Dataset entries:
·····
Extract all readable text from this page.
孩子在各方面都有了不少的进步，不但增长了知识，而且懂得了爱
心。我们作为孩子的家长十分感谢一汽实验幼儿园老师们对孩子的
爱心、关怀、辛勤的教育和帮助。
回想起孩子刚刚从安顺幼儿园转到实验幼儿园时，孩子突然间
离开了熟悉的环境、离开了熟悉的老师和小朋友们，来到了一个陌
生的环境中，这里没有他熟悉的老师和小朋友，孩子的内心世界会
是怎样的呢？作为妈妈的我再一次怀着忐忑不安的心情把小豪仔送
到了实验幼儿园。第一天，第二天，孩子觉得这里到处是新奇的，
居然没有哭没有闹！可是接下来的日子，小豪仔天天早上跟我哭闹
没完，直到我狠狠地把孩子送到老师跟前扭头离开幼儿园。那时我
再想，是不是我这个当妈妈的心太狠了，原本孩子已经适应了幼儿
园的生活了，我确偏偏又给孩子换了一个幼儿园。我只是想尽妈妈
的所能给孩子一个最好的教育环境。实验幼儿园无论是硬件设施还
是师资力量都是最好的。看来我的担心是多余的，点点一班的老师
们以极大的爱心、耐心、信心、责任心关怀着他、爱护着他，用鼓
·····
INSTRUCTIONS FOR THE TASK
Set down the listing above in full, please, exactly as it appears.

THE OUTPUT
Extract all readable text from this page.
孩子在各方面都有了不少的进步，不但增长了知识，而且懂得了爱
心。我们作为孩子的家长十分感谢一汽实验幼儿园老师们对孩子的
爱心、关怀、辛勤的教育和帮助。
回想起孩子刚刚从安顺幼儿园转到实验幼儿园时，孩子突然间
离开了熟悉的环境、离开了熟悉的老师和小朋友们，来到了一个陌
生的环境中，这里没有他熟悉的老师和小朋友，孩子的内心世界会
是怎样的呢？作为妈妈的我再一次怀着忐忑不安的心情把小豪仔送
到了实验幼儿园。第一天，第二天，孩子觉得这里到处是新奇的，
居然没有哭没有闹！可是接下来的日子，小豪仔天天早上跟我哭闹
没完，直到我狠狠地把孩子送到老师跟前扭头离开幼儿园。那时我
再想，是不是我这个当妈妈的心太狠了，原本孩子已经适应了幼儿
园的生活了，我确偏偏又给孩子换了一个幼儿园。我只是想尽妈妈
的所能给孩子一个最好的教育环境。实验幼儿园无论是硬件设施还
是师资力量都是最好的。看来我的担心是多余的，点点一班的老师
们以极大的爱心、耐心、信心、责任心关怀着他、爱护着他，用鼓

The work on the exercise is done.